From the listing below, extract every line in which the word "title" appears.

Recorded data
==========

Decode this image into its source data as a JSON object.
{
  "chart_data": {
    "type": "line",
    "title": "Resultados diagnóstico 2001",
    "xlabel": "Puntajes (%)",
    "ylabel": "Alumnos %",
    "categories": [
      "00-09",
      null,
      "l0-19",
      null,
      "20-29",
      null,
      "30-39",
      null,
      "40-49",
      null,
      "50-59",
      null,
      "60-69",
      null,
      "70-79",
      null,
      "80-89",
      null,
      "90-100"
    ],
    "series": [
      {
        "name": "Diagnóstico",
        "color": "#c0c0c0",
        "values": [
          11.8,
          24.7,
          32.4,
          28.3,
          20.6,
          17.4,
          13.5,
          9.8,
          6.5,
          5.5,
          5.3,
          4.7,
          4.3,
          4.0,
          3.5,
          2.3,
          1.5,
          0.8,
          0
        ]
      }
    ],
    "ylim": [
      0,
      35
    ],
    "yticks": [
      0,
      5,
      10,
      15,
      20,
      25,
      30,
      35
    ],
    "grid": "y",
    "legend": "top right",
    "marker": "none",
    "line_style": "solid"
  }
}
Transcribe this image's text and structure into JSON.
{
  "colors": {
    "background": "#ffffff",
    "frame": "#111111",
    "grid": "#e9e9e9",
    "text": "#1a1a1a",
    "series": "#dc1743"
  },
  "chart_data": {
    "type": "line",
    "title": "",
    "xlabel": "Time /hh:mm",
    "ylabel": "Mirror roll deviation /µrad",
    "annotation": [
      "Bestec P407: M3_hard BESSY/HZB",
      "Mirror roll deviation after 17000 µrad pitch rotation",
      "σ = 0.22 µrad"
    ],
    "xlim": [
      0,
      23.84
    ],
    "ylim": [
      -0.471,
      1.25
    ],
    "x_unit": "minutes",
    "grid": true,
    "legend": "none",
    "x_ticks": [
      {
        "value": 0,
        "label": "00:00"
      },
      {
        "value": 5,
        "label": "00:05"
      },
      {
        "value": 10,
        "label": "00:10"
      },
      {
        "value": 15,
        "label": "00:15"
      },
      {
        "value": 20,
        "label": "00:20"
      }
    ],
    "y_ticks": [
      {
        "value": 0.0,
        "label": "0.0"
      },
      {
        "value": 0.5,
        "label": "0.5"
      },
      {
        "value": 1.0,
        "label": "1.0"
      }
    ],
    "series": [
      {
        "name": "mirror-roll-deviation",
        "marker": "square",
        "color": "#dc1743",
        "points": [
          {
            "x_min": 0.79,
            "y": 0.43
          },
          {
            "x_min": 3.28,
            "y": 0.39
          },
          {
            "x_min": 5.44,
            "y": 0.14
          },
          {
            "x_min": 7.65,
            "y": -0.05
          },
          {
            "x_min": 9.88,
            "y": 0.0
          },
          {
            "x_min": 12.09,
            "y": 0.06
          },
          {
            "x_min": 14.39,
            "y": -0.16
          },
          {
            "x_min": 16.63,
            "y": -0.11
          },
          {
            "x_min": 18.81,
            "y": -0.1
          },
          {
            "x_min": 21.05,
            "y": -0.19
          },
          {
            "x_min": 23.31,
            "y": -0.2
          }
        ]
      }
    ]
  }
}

==========

Solved problem >>
    "title": "Resultados diagnóstico 2001",
    "title": "",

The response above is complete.